Short task:
Render the material from the line containing "Output each element" to the line containing "calendar-day-22[interactable]: 22 bbox=[218, 1481, 315, 1577]", both included, as a JSON list of strings with one string per line. Omit blank lines and leave the pictures out.

Supplied data:
◇ ◇ ◇ ◇

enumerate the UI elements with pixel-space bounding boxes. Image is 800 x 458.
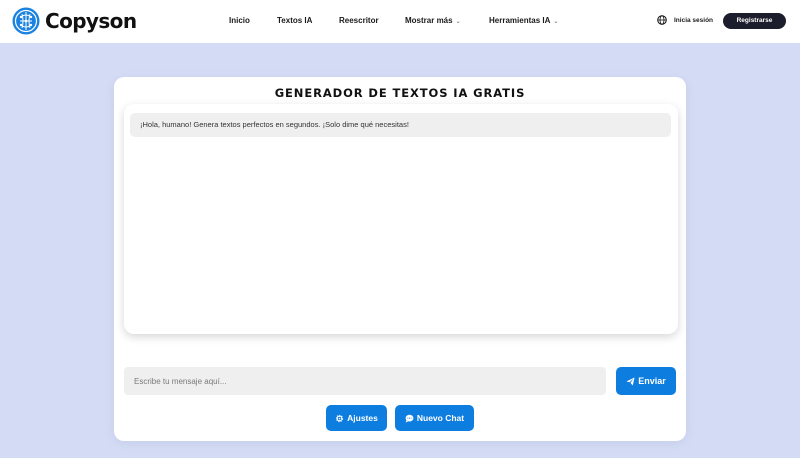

◇ ◇ ◇ ◇

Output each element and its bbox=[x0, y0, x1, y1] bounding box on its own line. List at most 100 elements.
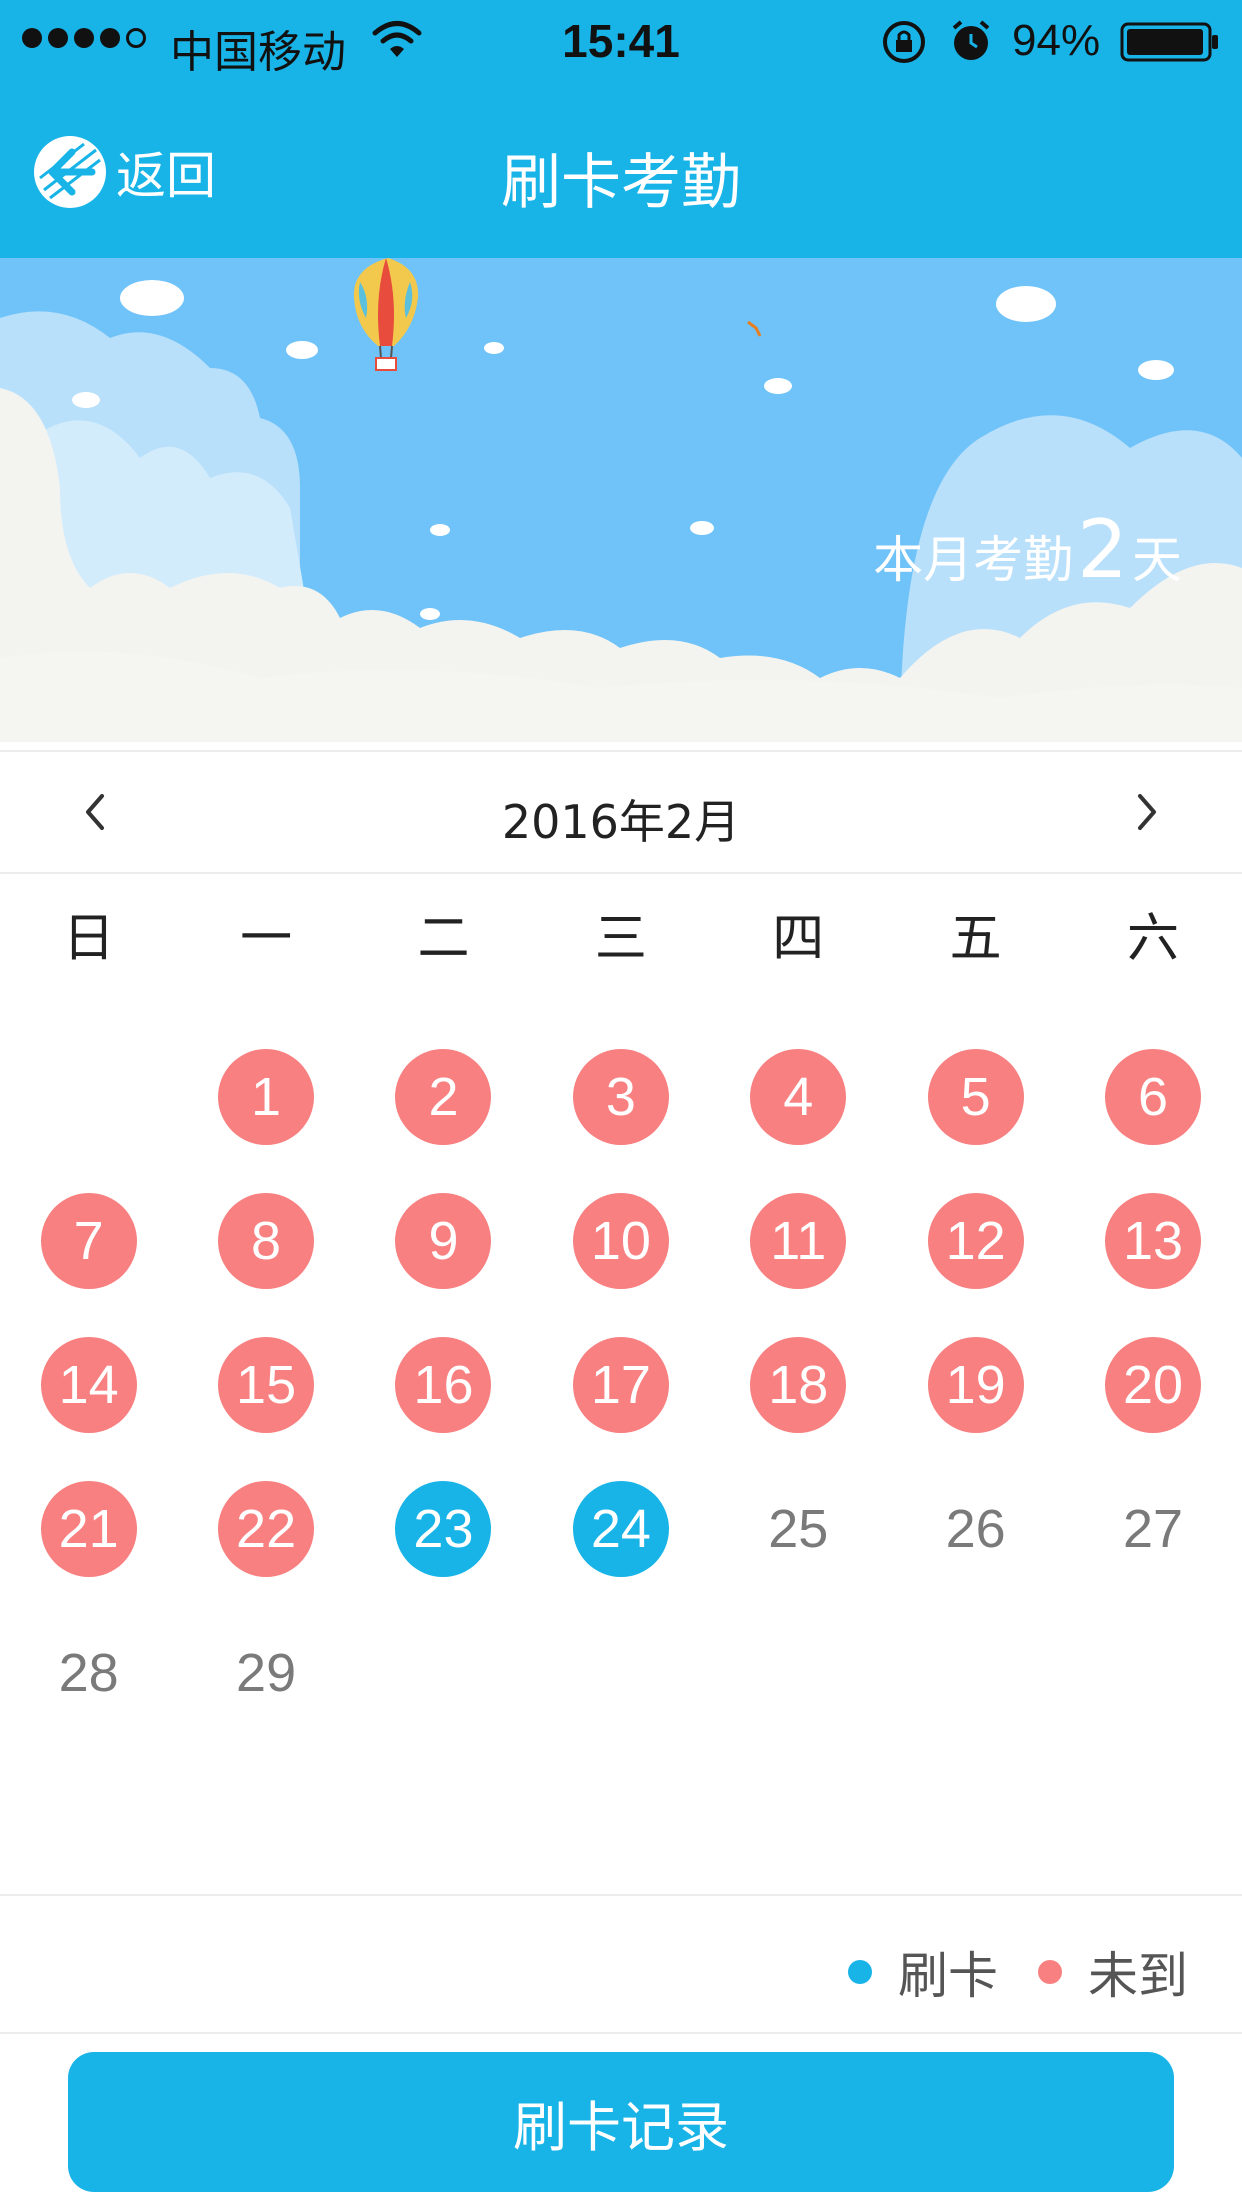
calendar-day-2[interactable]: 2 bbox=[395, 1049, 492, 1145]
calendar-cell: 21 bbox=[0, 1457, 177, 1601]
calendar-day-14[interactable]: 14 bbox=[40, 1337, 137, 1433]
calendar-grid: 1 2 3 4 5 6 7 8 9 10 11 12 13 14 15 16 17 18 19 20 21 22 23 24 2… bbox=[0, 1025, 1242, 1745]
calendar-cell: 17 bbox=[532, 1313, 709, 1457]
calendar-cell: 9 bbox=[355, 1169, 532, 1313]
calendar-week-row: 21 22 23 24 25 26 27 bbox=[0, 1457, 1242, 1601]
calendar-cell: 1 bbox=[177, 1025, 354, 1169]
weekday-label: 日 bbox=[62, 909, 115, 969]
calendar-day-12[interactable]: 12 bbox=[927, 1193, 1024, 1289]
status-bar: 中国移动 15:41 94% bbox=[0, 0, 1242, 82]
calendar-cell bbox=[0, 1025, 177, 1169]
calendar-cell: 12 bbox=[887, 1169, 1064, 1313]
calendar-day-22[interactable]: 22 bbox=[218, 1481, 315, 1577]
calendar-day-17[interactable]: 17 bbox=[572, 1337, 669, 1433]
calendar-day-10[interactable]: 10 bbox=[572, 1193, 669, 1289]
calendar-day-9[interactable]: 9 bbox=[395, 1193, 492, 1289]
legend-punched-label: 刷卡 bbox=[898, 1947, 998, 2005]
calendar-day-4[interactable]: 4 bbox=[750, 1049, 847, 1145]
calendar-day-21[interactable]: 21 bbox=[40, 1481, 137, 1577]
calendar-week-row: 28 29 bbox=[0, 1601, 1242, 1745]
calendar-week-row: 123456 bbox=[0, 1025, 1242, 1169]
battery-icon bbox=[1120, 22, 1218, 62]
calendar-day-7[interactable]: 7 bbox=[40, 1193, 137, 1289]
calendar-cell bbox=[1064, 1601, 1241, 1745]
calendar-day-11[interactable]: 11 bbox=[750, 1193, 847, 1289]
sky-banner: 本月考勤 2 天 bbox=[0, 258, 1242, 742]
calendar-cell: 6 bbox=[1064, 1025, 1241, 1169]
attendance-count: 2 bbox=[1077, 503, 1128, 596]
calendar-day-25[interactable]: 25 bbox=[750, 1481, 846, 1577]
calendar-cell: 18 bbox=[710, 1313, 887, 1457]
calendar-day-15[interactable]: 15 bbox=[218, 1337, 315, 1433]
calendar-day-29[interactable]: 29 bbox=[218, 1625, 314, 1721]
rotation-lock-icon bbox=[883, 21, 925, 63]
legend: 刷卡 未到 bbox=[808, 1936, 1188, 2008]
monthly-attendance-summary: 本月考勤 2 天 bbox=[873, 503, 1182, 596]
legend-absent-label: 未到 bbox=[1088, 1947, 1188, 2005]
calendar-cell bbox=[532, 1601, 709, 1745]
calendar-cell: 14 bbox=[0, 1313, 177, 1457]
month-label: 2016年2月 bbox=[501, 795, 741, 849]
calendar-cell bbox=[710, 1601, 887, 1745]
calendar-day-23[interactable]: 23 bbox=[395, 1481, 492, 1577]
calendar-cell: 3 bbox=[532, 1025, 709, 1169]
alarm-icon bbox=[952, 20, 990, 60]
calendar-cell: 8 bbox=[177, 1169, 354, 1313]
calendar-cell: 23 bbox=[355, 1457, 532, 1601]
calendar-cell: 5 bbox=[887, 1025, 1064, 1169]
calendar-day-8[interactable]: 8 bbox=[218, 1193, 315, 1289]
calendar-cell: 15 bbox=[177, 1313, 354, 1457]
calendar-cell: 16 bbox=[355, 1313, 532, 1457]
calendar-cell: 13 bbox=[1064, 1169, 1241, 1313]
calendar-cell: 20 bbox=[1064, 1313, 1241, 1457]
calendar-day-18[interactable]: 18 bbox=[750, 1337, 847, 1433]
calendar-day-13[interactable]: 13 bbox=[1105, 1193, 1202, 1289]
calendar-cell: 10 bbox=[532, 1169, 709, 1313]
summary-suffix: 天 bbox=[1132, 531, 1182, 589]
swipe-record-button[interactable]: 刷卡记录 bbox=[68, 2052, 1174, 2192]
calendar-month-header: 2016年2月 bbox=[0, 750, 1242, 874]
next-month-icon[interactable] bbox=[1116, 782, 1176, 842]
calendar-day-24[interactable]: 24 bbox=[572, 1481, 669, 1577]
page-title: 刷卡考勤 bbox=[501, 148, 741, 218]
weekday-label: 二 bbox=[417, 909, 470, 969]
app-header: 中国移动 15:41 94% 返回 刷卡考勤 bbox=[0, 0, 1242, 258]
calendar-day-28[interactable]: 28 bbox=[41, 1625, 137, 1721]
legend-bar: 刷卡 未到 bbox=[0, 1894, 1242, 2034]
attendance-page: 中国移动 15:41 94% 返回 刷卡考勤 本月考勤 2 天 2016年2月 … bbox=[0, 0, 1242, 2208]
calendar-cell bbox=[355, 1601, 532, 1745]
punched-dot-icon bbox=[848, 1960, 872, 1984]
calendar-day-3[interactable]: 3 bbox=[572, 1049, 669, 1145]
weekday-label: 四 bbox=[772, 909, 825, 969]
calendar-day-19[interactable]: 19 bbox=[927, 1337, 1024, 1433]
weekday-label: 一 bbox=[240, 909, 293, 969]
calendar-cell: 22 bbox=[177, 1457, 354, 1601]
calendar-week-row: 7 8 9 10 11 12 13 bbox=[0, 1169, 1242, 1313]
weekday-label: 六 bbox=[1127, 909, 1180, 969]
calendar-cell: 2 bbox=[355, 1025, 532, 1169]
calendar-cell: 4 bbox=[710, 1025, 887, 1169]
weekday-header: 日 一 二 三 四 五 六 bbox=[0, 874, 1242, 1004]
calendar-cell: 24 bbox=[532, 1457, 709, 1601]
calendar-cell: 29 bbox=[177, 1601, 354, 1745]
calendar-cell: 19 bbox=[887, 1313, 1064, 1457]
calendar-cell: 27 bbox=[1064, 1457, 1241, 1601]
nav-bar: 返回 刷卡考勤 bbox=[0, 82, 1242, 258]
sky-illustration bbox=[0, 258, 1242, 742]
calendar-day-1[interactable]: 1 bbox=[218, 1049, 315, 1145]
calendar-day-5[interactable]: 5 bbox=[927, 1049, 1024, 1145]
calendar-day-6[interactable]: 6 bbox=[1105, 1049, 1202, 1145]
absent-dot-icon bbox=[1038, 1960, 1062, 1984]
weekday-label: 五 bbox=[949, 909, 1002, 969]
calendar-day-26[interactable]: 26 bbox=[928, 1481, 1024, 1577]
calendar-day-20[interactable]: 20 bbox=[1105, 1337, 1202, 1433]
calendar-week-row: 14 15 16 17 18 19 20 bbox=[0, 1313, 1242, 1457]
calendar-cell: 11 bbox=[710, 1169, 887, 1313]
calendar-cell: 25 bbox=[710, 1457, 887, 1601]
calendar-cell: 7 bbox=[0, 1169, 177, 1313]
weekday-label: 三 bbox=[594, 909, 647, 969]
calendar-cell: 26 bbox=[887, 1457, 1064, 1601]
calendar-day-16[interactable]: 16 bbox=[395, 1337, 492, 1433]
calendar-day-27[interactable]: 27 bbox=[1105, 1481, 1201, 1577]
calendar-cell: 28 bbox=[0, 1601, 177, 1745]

◇ ◇ ◇ ◇

Complete answer:
[
  "Output each element and its bbox=[x0, y0, x1, y1] bounding box on its own line. List at most 100 elements.",
  "calendar-day-2[interactable]: 2 bbox=[395, 1049, 492, 1145]",
  "calendar-cell: 21 bbox=[0, 1457, 177, 1601]",
  "calendar-day-14[interactable]: 14 bbox=[40, 1337, 137, 1433]",
  "calendar-grid: 1 2 3 4 5 6 7 8 9 10 11 12 13 14 15 16 17 18 19 20 21 22 23 24 2… bbox=[0, 1025, 1242, 1745]",
  "calendar-cell: 17 bbox=[532, 1313, 709, 1457]",
  "calendar-cell: 9 bbox=[355, 1169, 532, 1313]",
  "calendar-week-row: 21 22 23 24 25 26 27 bbox=[0, 1457, 1242, 1601]",
  "calendar-cell: 1 bbox=[177, 1025, 354, 1169]",
  "weekday-label: 日 bbox=[62, 909, 115, 969]",
  "calendar-day-12[interactable]: 12 bbox=[927, 1193, 1024, 1289]",
  "status-bar: 中国移动 15:41 94% bbox=[0, 0, 1242, 82]",
  "calendar-cell bbox=[0, 1025, 177, 1169]",
  "calendar-cell: 12 bbox=[887, 1169, 1064, 1313]",
  "calendar-day-22[interactable]: 22 bbox=[218, 1481, 315, 1577]"
]